| Given request |
Read the lines that follow and tally those with the word "Volatility"; give the number and nothing else.

| Input data |
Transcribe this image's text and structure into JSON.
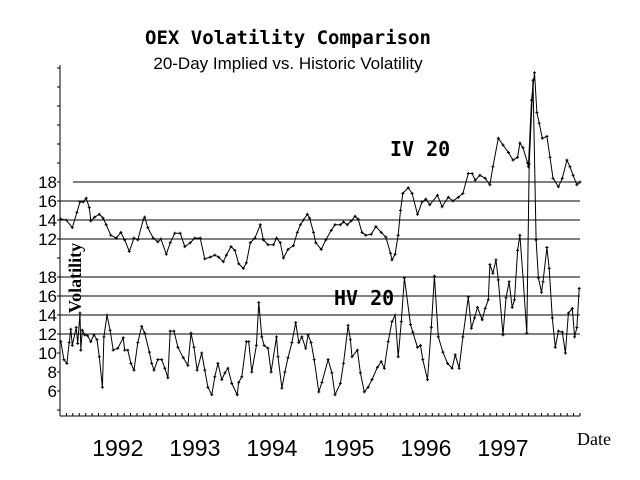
{
  "chart_data": {
    "type": "line",
    "title": "OEX Volatility Comparison",
    "subtitle": "20-Day Implied vs. Historic Volatility",
    "xlabel": "Date",
    "ylabel": "Volatility",
    "x_tick_labels": [
      "1992",
      "1993",
      "1994",
      "1995",
      "1996",
      "1997"
    ],
    "xlim": [
      1991.75,
      1998.5
    ],
    "grid": true,
    "line_color": "#000000",
    "marker": "plus",
    "panels": [
      {
        "label": "IV 20",
        "y_tick_labels": [
          "18",
          "16",
          "14",
          "12"
        ],
        "grid_values": [
          18,
          16,
          14,
          12
        ],
        "x": [
          1991.76,
          1991.83,
          1991.91,
          1991.97,
          1992.01,
          1992.05,
          1992.09,
          1992.13,
          1992.15,
          1992.2,
          1992.26,
          1992.31,
          1992.35,
          1992.41,
          1992.48,
          1992.54,
          1992.59,
          1992.65,
          1992.71,
          1992.76,
          1992.83,
          1992.85,
          1992.89,
          1992.96,
          1993.02,
          1993.06,
          1993.13,
          1993.18,
          1993.24,
          1993.31,
          1993.37,
          1993.44,
          1993.5,
          1993.57,
          1993.63,
          1993.7,
          1993.76,
          1993.81,
          1993.87,
          1993.91,
          1993.97,
          1994.02,
          1994.07,
          1994.13,
          1994.17,
          1994.22,
          1994.28,
          1994.35,
          1994.39,
          1994.45,
          1994.52,
          1994.56,
          1994.61,
          1994.65,
          1994.71,
          1994.78,
          1994.83,
          1994.87,
          1994.91,
          1994.96,
          1994.99,
          1995.04,
          1995.07,
          1995.14,
          1995.2,
          1995.27,
          1995.32,
          1995.39,
          1995.43,
          1995.48,
          1995.53,
          1995.58,
          1995.62,
          1995.67,
          1995.72,
          1995.79,
          1995.85,
          1995.92,
          1995.98,
          1996.04,
          1996.06,
          1996.1,
          1996.14,
          1996.17,
          1996.2,
          1996.27,
          1996.32,
          1996.39,
          1996.45,
          1996.5,
          1996.55,
          1996.65,
          1996.71,
          1996.79,
          1996.85,
          1996.92,
          1996.98,
          1997.05,
          1997.1,
          1997.14,
          1997.2,
          1997.27,
          1997.33,
          1997.37,
          1997.44,
          1997.5,
          1997.57,
          1997.63,
          1997.69,
          1997.72,
          1997.76,
          1997.82,
          1997.83,
          1997.87,
          1997.91,
          1997.94,
          1997.97,
          1998.01,
          1998.07,
          1998.11,
          1998.15,
          1998.22,
          1998.27,
          1998.33,
          1998.37,
          1998.41,
          1998.46,
          1998.5
        ],
        "y": [
          14.1,
          14.0,
          13.2,
          14.8,
          15.9,
          15.9,
          16.3,
          15.3,
          13.9,
          14.3,
          14.6,
          14.2,
          13.5,
          12.4,
          12.1,
          12.7,
          11.9,
          10.7,
          12.1,
          11.9,
          14.0,
          14.3,
          13.2,
          12.1,
          11.7,
          12.0,
          10.4,
          11.6,
          12.6,
          12.6,
          11.2,
          11.6,
          12.1,
          12.1,
          9.9,
          10.1,
          10.3,
          10.1,
          9.6,
          10.3,
          11.2,
          10.8,
          9.4,
          8.9,
          9.5,
          11.6,
          12.1,
          13.5,
          11.9,
          11.4,
          11.4,
          12.1,
          11.6,
          10.0,
          10.9,
          11.3,
          12.7,
          13.5,
          14.0,
          14.6,
          14.2,
          12.7,
          11.6,
          10.9,
          11.9,
          12.9,
          13.5,
          13.5,
          13.8,
          13.5,
          13.9,
          14.4,
          14.1,
          12.7,
          12.4,
          12.5,
          13.3,
          12.7,
          12.2,
          10.5,
          9.8,
          10.4,
          12.4,
          15.0,
          16.8,
          17.4,
          16.8,
          14.6,
          15.9,
          16.2,
          15.6,
          16.6,
          15.4,
          16.4,
          16.0,
          16.4,
          16.8,
          18.9,
          18.9,
          18.2,
          18.7,
          18.4,
          17.7,
          19.6,
          22.6,
          21.9,
          21.1,
          20.3,
          20.6,
          22.1,
          21.6,
          20.0,
          19.6,
          26.6,
          29.5,
          25.3,
          24.2,
          22.6,
          22.8,
          20.6,
          18.4,
          17.5,
          18.4,
          20.3,
          19.6,
          18.7,
          17.7,
          18.0
        ]
      },
      {
        "label": "HV 20",
        "y_tick_labels": [
          "18",
          "16",
          "14",
          "12",
          "10",
          "8",
          "6"
        ],
        "grid_values": [
          18,
          16,
          14,
          12
        ],
        "x": [
          1991.76,
          1991.8,
          1991.84,
          1991.87,
          1991.89,
          1991.91,
          1991.96,
          1991.98,
          1992.01,
          1992.02,
          1992.04,
          1992.07,
          1992.11,
          1992.15,
          1992.19,
          1992.23,
          1992.26,
          1992.3,
          1992.32,
          1992.36,
          1992.4,
          1992.44,
          1992.5,
          1992.57,
          1992.59,
          1992.63,
          1992.67,
          1992.71,
          1992.76,
          1992.81,
          1992.85,
          1992.91,
          1992.94,
          1992.97,
          1993.02,
          1993.07,
          1993.11,
          1993.15,
          1993.18,
          1993.23,
          1993.28,
          1993.35,
          1993.41,
          1993.45,
          1993.49,
          1993.53,
          1993.59,
          1993.63,
          1993.67,
          1993.72,
          1993.76,
          1993.8,
          1993.85,
          1993.89,
          1993.93,
          1993.98,
          1994.05,
          1994.07,
          1994.11,
          1994.17,
          1994.2,
          1994.24,
          1994.3,
          1994.33,
          1994.37,
          1994.4,
          1994.45,
          1994.49,
          1994.56,
          1994.58,
          1994.63,
          1994.67,
          1994.71,
          1994.76,
          1994.81,
          1994.85,
          1994.89,
          1994.94,
          1994.97,
          1995.01,
          1995.05,
          1995.11,
          1995.15,
          1995.23,
          1995.28,
          1995.32,
          1995.39,
          1995.43,
          1995.49,
          1995.52,
          1995.54,
          1995.61,
          1995.65,
          1995.7,
          1995.75,
          1995.8,
          1995.87,
          1995.92,
          1995.96,
          1996.01,
          1996.06,
          1996.1,
          1996.14,
          1996.18,
          1996.22,
          1996.3,
          1996.33,
          1996.39,
          1996.43,
          1996.46,
          1996.52,
          1996.57,
          1996.61,
          1996.66,
          1996.72,
          1996.78,
          1996.84,
          1996.88,
          1996.93,
          1996.98,
          1997.05,
          1997.09,
          1997.13,
          1997.17,
          1997.23,
          1997.27,
          1997.31,
          1997.33,
          1997.37,
          1997.41,
          1997.44,
          1997.5,
          1997.54,
          1997.58,
          1997.62,
          1997.65,
          1997.69,
          1997.72,
          1997.76,
          1997.81,
          1997.84,
          1997.89,
          1997.93,
          1997.96,
          1998.0,
          1998.02,
          1998.07,
          1998.1,
          1998.14,
          1998.18,
          1998.22,
          1998.27,
          1998.31,
          1998.35,
          1998.4,
          1998.43,
          1998.46,
          1998.49
        ],
        "y": [
          11.2,
          9.3,
          8.9,
          11.1,
          12.5,
          10.8,
          12.7,
          11.0,
          14.2,
          10.3,
          12.4,
          11.9,
          11.8,
          11.2,
          11.9,
          11.4,
          9.6,
          6.4,
          11.7,
          14.0,
          12.4,
          10.3,
          10.5,
          11.6,
          10.3,
          10.3,
          8.9,
          8.2,
          11.1,
          12.8,
          12.1,
          10.1,
          8.9,
          8.2,
          9.3,
          9.3,
          8.4,
          7.4,
          12.3,
          12.3,
          10.6,
          9.5,
          8.7,
          12.1,
          10.6,
          8.2,
          10.0,
          8.2,
          6.4,
          5.6,
          7.5,
          8.9,
          7.2,
          7.9,
          8.4,
          6.8,
          5.6,
          6.9,
          7.5,
          11.2,
          11.2,
          8.0,
          10.8,
          15.3,
          11.7,
          10.8,
          10.5,
          8.0,
          11.7,
          9.6,
          6.3,
          8.0,
          9.5,
          11.1,
          13.2,
          11.1,
          11.7,
          10.5,
          11.9,
          11.1,
          9.3,
          5.9,
          6.9,
          9.3,
          7.9,
          5.6,
          6.8,
          8.9,
          12.9,
          11.4,
          9.6,
          10.3,
          7.9,
          5.9,
          6.4,
          7.2,
          8.5,
          9.1,
          8.4,
          11.2,
          13.3,
          14.0,
          9.6,
          13.3,
          17.9,
          13.0,
          12.2,
          10.6,
          10.8,
          9.3,
          7.2,
          12.7,
          18.1,
          11.7,
          10.1,
          8.9,
          8.4,
          9.8,
          8.4,
          11.7,
          15.9,
          12.6,
          13.7,
          14.8,
          13.5,
          14.7,
          15.6,
          19.3,
          18.4,
          19.8,
          17.7,
          11.9,
          15.8,
          17.5,
          14.8,
          15.6,
          20.8,
          22.4,
          18.0,
          12.1,
          29.9,
          38.7,
          21.9,
          17.9,
          16.4,
          17.5,
          21.1,
          18.9,
          13.7,
          10.6,
          12.3,
          12.2,
          10.0,
          14.2,
          14.7,
          11.7,
          12.7,
          16.8
        ]
      }
    ]
  }
}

| Complete answer |
3